Problem description >>
Print every entry, word for word, and skip the images.

━━━━━ Records provided

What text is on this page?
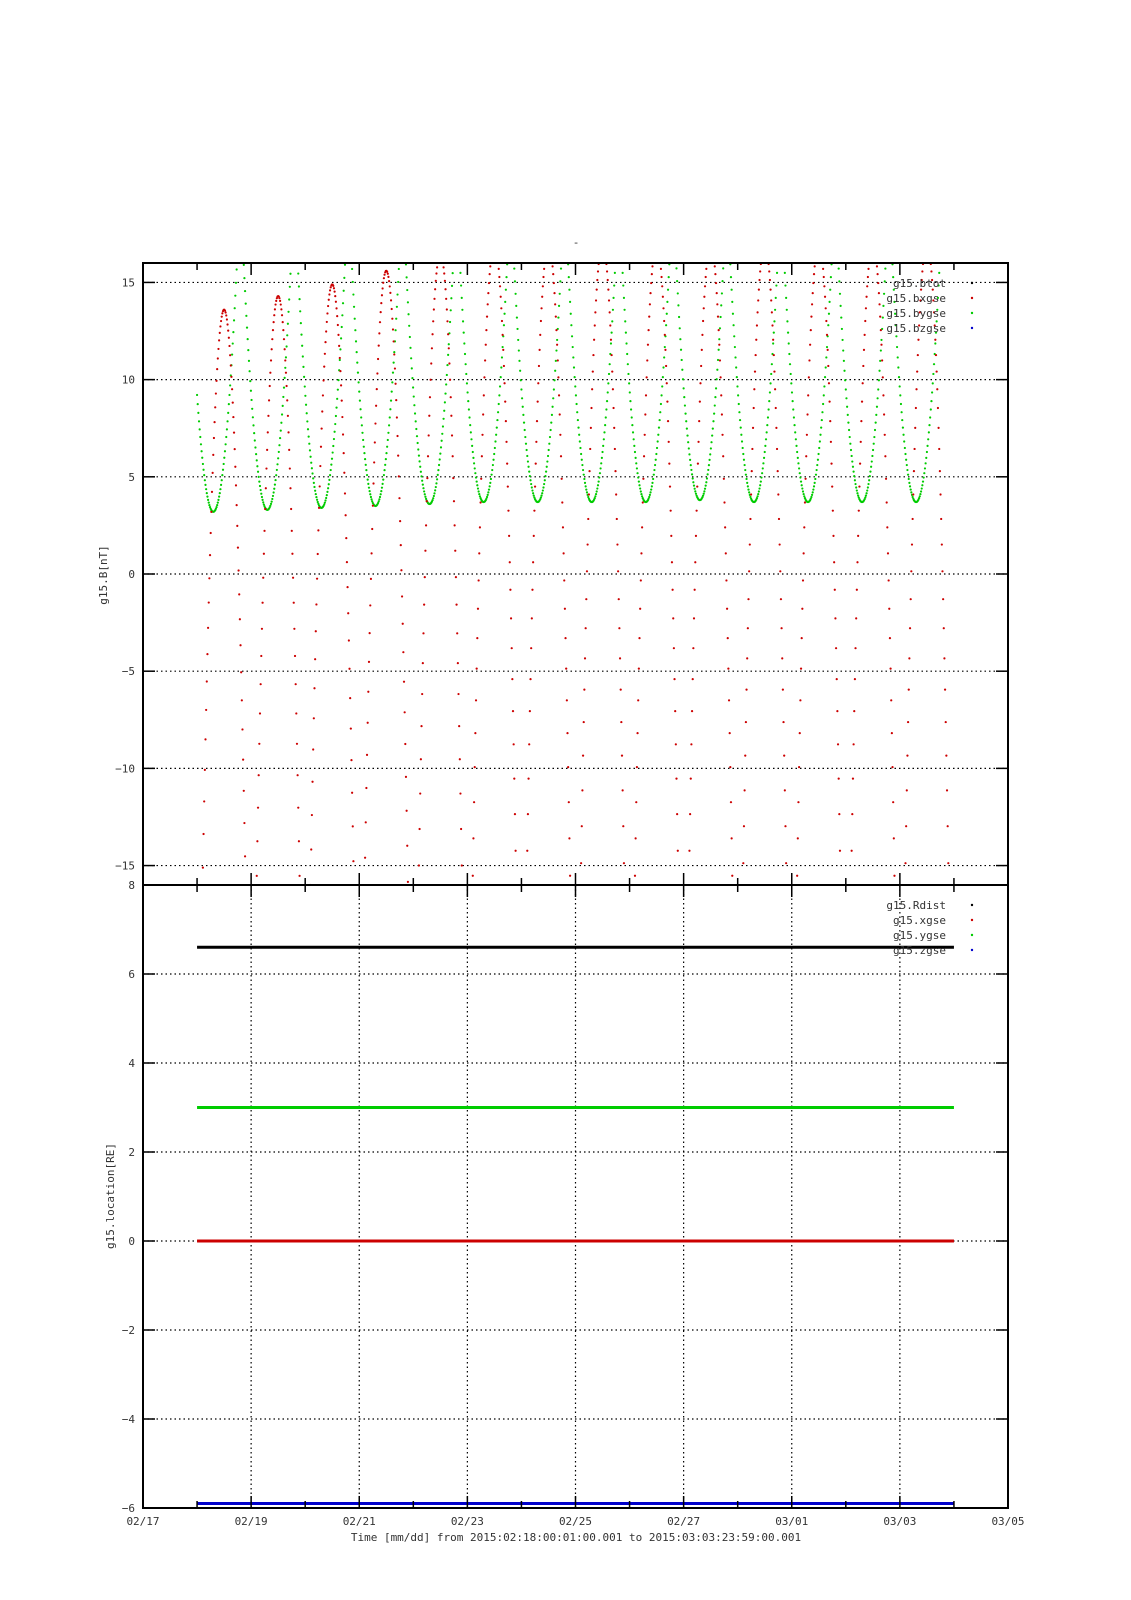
-
−15
−10
−5
0
5
10
15
g15.B[nT]
g15.btot
g15.bxgse
g15.bygse
g15.bzgse
−6
−4
−2
0
2
4
6
8
g15.location[RE]
g15.Rdist
g15.xgse
g15.ygse
g15.zgse
02/17	02/19	02/21	02/23	02/25	02/27	03/01	03/03	03/05
Time [mm/dd] from 2015:02:18:00:01:00.001 to 2015:03:03:23:59:00.001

━━━━━━━━━━

Result for this exercise >>
What text is on this page?
-
−15
−10
−5
0
5
10
15
g15.B[nT]
g15.btot
g15.bxgse
g15.bygse
g15.bzgse
−6
−4
−2
0
2
4
6
8
g15.location[RE]
g15.Rdist
g15.xgse
g15.ygse
g15.zgse
02/17	02/19	02/21	02/23	02/25	02/27	03/01	03/03	03/05
Time [mm/dd] from 2015:02:18:00:01:00.001 to 2015:03:03:23:59:00.001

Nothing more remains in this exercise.